**GIVEN PROBLEM**
Identify all lines in the listing that include the word "休暇村近江八幡発", and copy them out.

— START RECORDS SHOWN —

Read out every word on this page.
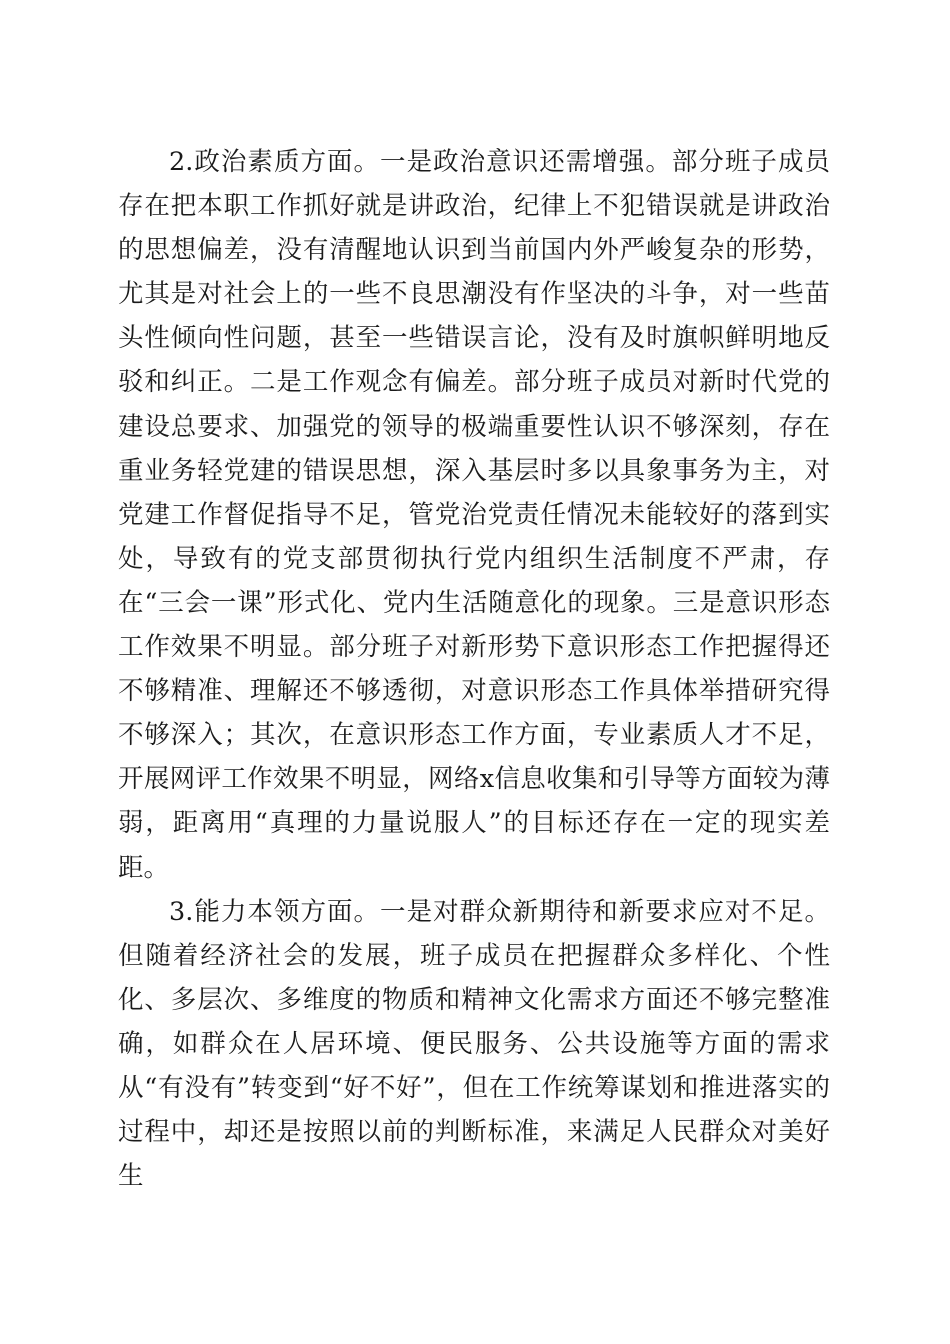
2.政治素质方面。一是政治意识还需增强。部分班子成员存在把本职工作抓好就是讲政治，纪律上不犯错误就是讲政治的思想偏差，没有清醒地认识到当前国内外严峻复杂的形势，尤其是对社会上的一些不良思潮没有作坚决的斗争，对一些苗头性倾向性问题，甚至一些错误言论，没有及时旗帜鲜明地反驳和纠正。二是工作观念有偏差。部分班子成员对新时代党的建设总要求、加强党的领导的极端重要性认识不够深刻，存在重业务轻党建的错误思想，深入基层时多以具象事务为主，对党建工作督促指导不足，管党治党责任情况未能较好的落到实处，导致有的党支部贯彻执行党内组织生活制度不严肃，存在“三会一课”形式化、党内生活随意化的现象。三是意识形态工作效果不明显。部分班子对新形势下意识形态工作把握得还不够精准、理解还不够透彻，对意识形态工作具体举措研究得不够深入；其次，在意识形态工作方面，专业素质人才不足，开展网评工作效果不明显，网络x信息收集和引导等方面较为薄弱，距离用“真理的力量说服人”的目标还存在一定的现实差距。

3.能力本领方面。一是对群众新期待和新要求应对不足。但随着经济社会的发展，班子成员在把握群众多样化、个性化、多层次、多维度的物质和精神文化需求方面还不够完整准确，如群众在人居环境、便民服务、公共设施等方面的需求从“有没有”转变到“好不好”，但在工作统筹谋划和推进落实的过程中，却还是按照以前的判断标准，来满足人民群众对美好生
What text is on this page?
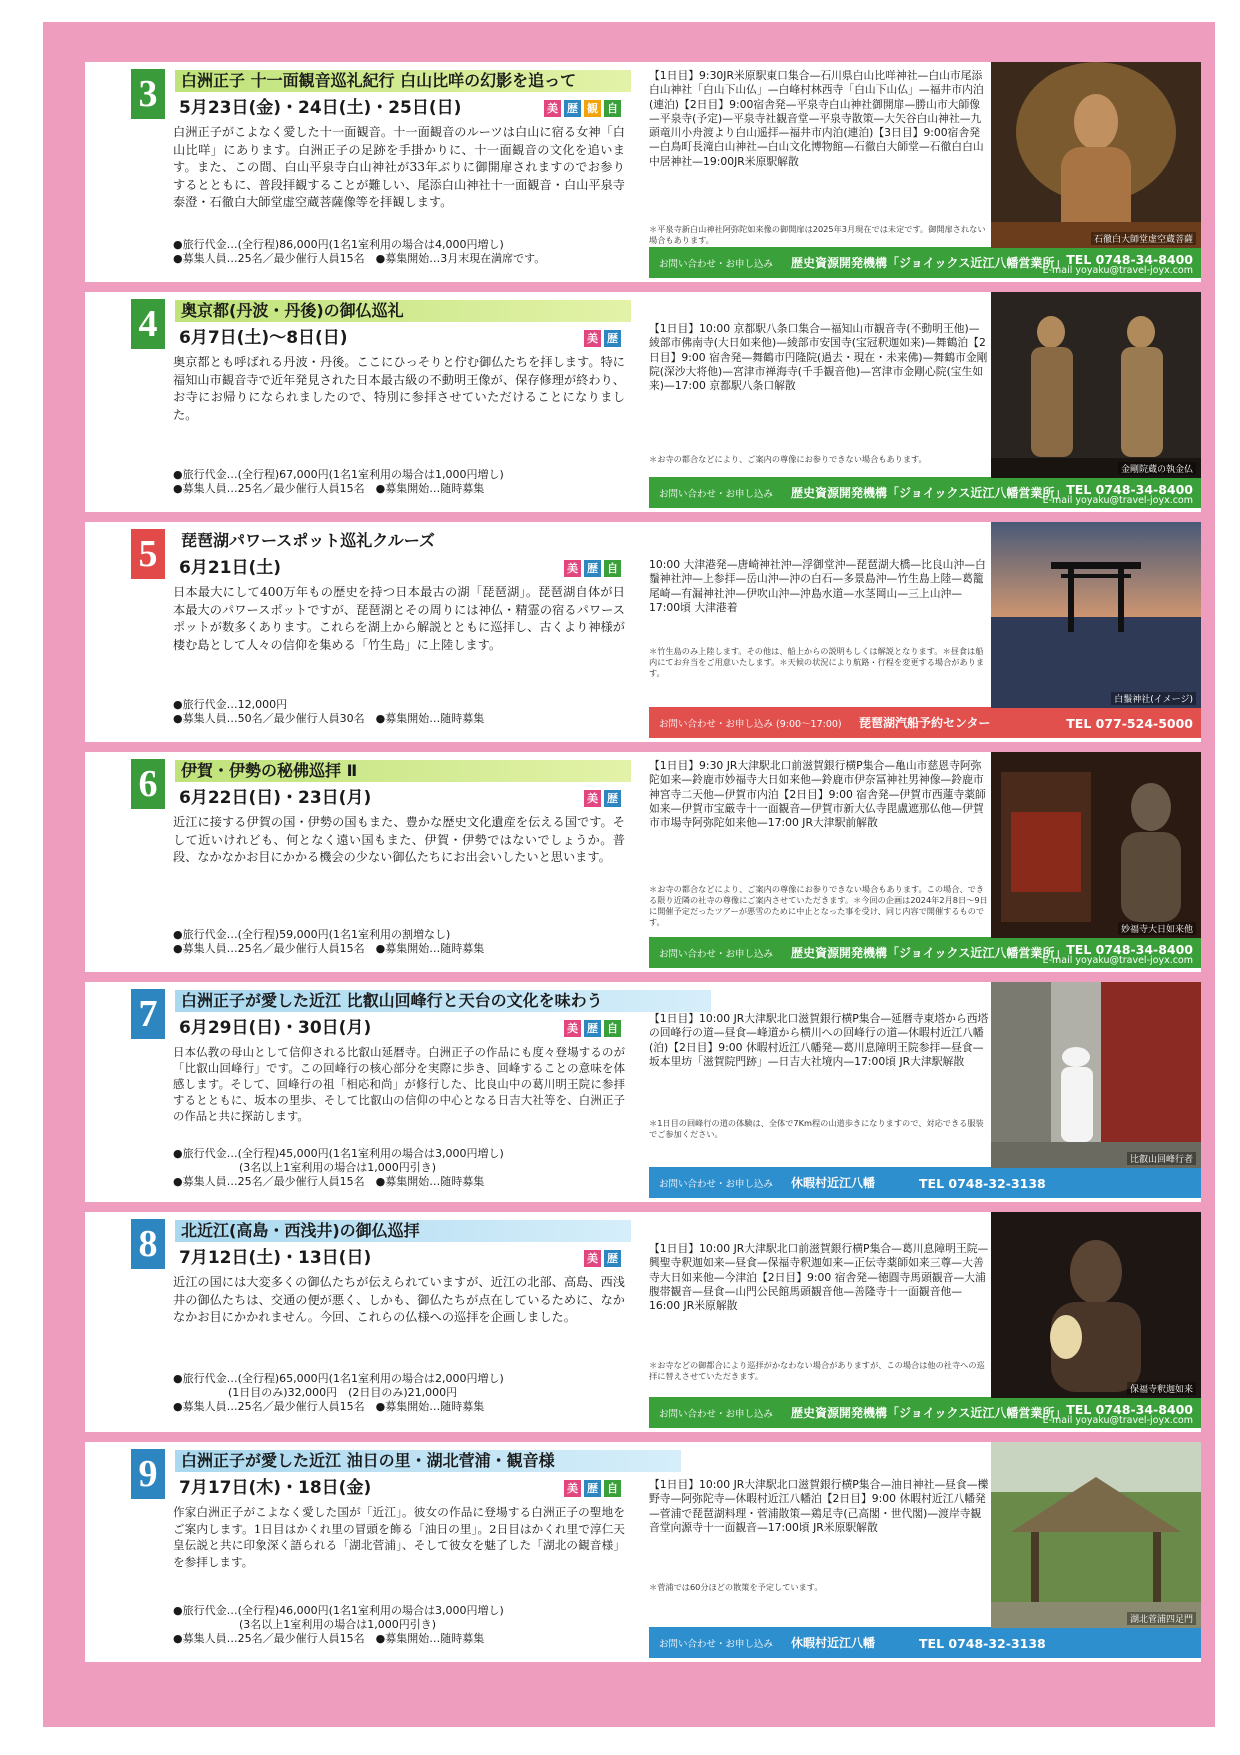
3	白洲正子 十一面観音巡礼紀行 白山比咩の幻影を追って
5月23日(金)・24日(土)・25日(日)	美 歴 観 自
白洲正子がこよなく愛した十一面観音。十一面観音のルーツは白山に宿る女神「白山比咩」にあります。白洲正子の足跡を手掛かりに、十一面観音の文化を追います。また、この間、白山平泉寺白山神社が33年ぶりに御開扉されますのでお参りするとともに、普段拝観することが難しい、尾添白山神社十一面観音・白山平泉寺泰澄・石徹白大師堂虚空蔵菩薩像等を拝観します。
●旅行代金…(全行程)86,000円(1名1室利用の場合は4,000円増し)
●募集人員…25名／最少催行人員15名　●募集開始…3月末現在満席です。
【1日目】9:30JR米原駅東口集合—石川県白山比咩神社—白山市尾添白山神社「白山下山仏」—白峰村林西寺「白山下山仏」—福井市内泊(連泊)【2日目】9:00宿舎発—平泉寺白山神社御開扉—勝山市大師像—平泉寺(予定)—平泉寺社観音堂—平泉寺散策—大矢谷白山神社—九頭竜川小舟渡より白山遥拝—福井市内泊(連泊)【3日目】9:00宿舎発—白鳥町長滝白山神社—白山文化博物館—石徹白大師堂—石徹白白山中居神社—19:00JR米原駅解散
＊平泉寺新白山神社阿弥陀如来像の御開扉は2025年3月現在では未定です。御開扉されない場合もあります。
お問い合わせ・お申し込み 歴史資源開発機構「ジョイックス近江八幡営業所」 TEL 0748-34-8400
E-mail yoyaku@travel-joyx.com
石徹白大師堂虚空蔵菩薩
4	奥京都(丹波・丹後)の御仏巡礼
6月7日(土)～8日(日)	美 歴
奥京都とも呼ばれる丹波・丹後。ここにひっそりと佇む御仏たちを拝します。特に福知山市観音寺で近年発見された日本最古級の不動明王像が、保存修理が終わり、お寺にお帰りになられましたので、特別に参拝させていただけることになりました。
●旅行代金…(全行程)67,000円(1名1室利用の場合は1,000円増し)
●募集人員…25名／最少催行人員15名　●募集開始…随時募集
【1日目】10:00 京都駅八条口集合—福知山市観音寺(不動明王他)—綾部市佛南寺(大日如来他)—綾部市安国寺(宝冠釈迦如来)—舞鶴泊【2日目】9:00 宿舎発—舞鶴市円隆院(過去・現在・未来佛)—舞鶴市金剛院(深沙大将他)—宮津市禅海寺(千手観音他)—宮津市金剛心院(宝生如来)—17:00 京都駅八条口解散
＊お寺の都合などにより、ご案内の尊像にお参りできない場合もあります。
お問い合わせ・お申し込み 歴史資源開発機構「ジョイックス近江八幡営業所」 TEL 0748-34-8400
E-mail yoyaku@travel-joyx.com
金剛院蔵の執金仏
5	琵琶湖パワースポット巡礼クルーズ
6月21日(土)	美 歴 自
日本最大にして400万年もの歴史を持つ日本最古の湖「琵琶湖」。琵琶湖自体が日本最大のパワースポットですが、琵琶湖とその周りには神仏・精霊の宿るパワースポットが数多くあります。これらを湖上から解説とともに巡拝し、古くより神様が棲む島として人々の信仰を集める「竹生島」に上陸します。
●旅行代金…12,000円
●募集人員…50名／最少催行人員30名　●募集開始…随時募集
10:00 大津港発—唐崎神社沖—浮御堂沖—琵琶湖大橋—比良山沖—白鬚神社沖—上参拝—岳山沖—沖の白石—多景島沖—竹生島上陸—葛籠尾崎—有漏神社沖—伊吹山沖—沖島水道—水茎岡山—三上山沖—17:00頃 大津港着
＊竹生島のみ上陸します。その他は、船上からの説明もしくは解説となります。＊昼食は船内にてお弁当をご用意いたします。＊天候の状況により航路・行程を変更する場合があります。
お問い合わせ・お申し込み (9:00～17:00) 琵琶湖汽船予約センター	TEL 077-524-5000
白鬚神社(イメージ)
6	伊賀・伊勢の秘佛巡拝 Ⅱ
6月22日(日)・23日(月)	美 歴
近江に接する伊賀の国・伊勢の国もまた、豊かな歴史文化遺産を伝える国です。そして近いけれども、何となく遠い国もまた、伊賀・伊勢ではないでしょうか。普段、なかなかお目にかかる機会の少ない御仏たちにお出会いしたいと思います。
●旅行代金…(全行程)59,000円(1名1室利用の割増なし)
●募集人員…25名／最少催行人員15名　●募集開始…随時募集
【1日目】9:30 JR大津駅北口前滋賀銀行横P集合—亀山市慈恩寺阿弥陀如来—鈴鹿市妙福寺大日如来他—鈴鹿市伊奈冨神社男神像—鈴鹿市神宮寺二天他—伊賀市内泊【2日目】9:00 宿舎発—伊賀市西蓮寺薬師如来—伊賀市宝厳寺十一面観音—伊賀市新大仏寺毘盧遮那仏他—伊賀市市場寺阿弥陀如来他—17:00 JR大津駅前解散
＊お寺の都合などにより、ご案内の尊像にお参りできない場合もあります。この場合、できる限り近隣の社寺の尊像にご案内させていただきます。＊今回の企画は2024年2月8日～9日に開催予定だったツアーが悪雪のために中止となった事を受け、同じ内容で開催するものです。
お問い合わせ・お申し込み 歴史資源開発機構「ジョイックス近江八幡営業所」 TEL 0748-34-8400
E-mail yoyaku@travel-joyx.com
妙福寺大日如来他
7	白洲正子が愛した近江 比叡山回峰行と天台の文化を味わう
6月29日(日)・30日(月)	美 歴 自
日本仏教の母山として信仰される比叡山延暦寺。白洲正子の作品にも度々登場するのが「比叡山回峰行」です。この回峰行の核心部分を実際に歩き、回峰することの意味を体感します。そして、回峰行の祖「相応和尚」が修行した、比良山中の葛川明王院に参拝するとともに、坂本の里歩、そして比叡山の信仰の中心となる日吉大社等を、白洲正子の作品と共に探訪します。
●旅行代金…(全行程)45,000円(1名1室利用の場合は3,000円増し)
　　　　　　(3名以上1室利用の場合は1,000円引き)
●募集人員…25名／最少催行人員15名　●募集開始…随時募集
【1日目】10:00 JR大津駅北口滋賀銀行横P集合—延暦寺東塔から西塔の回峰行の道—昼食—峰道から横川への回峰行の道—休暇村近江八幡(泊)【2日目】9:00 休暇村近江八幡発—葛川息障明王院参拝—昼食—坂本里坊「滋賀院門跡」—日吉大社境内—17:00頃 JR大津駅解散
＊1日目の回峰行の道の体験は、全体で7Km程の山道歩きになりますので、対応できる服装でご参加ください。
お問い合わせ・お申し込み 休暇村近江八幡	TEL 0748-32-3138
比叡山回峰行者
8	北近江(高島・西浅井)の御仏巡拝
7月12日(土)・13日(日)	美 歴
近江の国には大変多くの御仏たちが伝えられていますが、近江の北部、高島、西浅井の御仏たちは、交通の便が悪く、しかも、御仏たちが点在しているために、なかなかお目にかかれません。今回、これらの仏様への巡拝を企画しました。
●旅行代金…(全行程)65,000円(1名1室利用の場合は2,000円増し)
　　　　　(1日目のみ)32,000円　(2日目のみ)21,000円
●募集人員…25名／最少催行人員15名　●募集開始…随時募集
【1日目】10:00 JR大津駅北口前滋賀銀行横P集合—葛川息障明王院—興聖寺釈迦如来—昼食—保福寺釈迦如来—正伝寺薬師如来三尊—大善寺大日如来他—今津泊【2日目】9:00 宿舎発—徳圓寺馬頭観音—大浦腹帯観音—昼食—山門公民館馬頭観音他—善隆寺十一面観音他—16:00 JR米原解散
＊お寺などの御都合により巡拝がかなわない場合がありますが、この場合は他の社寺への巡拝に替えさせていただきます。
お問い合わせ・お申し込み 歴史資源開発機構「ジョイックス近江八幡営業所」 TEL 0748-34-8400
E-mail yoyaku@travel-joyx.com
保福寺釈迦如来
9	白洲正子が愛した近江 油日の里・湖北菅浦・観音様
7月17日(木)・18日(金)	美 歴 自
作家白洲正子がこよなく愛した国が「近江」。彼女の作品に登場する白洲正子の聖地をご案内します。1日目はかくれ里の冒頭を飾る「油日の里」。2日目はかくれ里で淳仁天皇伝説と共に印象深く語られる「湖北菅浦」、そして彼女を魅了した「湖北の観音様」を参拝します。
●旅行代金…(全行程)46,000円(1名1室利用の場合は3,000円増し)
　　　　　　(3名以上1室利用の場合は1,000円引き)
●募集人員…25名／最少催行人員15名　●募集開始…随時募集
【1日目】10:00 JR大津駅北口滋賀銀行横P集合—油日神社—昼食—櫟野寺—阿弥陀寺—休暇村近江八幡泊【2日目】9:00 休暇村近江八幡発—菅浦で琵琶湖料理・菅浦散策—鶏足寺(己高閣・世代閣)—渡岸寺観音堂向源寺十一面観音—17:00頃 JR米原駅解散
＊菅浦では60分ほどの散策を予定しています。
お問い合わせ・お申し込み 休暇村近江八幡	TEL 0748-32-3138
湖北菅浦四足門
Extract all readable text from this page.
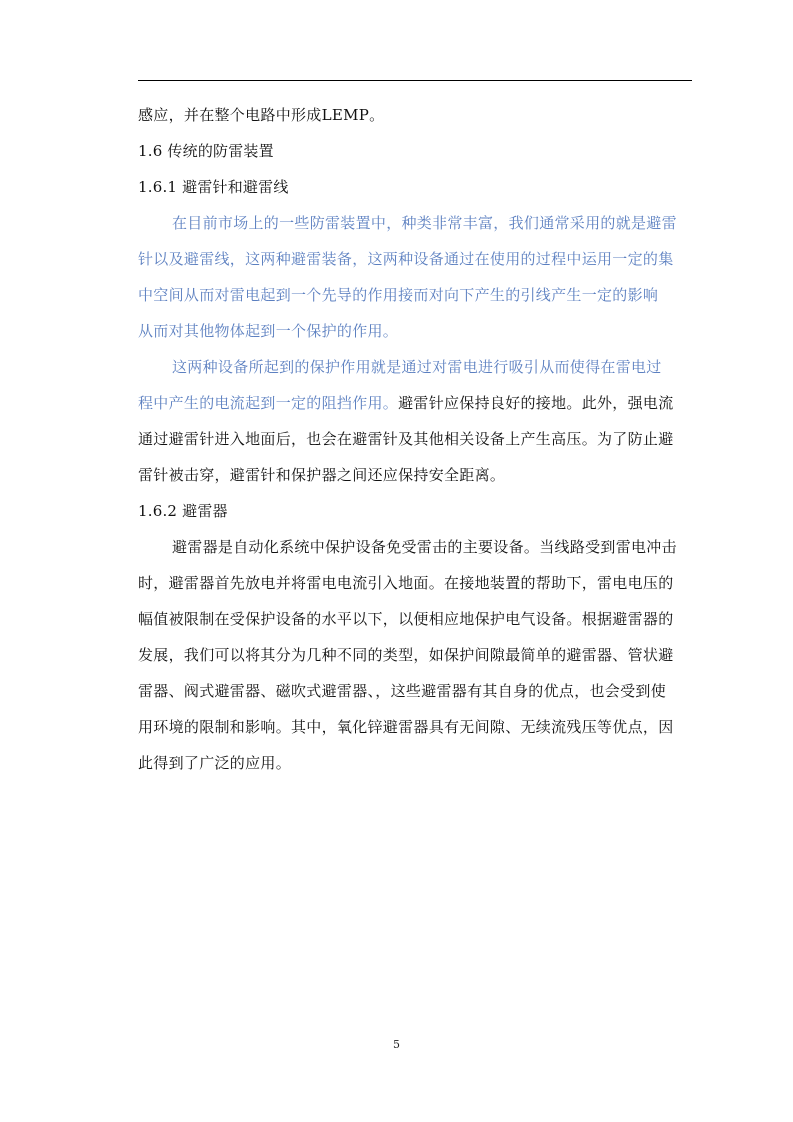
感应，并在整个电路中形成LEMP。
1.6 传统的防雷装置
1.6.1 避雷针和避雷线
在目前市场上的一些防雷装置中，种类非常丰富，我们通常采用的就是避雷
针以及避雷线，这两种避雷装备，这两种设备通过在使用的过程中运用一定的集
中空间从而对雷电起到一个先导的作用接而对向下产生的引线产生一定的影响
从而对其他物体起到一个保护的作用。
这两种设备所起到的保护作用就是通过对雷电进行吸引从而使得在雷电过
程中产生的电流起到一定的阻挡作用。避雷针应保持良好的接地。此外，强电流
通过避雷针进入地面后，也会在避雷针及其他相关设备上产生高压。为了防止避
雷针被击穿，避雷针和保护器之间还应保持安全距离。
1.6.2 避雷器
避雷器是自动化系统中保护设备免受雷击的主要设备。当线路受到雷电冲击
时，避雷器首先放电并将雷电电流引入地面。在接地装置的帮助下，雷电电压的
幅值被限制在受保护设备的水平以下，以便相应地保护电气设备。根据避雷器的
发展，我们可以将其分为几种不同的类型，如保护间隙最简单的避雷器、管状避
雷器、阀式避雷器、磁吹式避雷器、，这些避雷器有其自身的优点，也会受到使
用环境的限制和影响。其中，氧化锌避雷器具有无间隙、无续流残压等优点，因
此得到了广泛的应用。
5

— END RECORDS SHOWN —

**SOLUTION FOR THIS EXERCISE**
【1日目】10:00 JR大津駅北口滋賀銀行横P集合—延暦寺東塔から西塔の回峰行の道—昼食—峰道から横川への回峰行の道—休暇村近江八幡(泊)【2日目】9:00 休暇村近江八幡発—葛川息障明王院参拝—昼食—坂本里坊「滋賀院門跡」—日吉大社境内—17:00頃 JR大津駅解散
【1日目】10:00 JR大津駅北口滋賀銀行横P集合—油日神社—昼食—櫟野寺—阿弥陀寺—休暇村近江八幡泊【2日目】9:00 休暇村近江八幡発—菅浦で琵琶湖料理・菅浦散策—鶏足寺(己高閣・世代閣)—渡岸寺観音堂向源寺十一面観音—17:00頃 JR米原駅解散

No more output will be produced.